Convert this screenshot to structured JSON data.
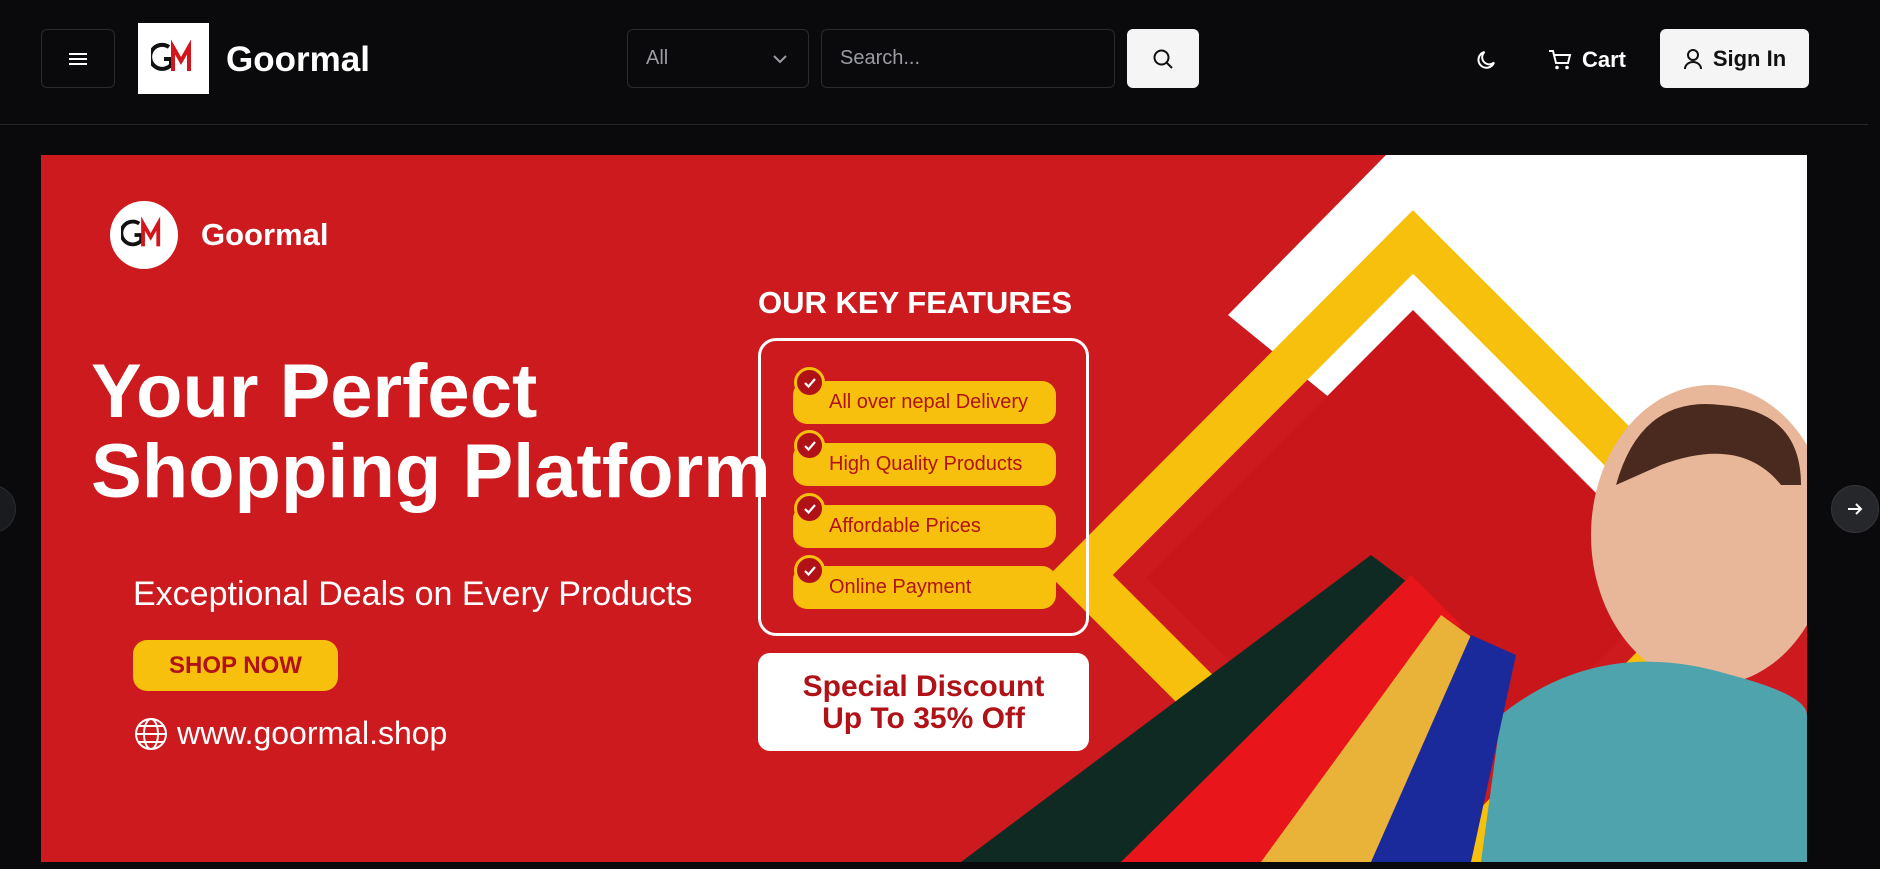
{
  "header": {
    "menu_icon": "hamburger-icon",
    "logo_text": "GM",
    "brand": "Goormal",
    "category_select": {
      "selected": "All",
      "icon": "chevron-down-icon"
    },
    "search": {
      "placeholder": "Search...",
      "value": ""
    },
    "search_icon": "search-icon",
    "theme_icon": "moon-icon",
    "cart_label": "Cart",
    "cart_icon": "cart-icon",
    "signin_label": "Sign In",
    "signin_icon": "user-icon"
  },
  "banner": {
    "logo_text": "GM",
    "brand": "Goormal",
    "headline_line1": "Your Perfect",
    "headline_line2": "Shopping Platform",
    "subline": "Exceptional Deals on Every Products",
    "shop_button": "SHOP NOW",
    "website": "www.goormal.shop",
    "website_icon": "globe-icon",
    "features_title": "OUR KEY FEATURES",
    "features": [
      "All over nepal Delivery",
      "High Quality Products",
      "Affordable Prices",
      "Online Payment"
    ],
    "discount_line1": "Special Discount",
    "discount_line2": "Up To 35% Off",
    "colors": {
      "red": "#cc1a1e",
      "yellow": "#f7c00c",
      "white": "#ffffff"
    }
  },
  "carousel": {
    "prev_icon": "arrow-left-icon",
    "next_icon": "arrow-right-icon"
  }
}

--------

Set the listing down in full and exactly. Pictures within it should not appear in the copy.

• **Written response**:
Convert this screenshot to structured JSON data.
{
  "header": {
    "menu_icon": "hamburger-icon",
    "logo_text": "GM",
    "brand": "Goormal",
    "category_select": {
      "selected": "All",
      "icon": "chevron-down-icon"
    },
    "search": {
      "placeholder": "Search...",
      "value": ""
    },
    "search_icon": "search-icon",
    "theme_icon": "moon-icon",
    "cart_label": "Cart",
    "cart_icon": "cart-icon",
    "signin_label": "Sign In",
    "signin_icon": "user-icon"
  },
  "banner": {
    "logo_text": "GM",
    "brand": "Goormal",
    "headline_line1": "Your Perfect",
    "headline_line2": "Shopping Platform",
    "subline": "Exceptional Deals on Every Products",
    "shop_button": "SHOP NOW",
    "website": "www.goormal.shop",
    "website_icon": "globe-icon",
    "features_title": "OUR KEY FEATURES",
    "features": [
      "All over nepal Delivery",
      "High Quality Products",
      "Affordable Prices",
      "Online Payment"
    ],
    "discount_line1": "Special Discount",
    "discount_line2": "Up To 35% Off",
    "colors": {
      "red": "#cc1a1e",
      "yellow": "#f7c00c",
      "white": "#ffffff"
    }
  },
  "carousel": {
    "prev_icon": "arrow-left-icon",
    "next_icon": "arrow-right-icon"
  }
}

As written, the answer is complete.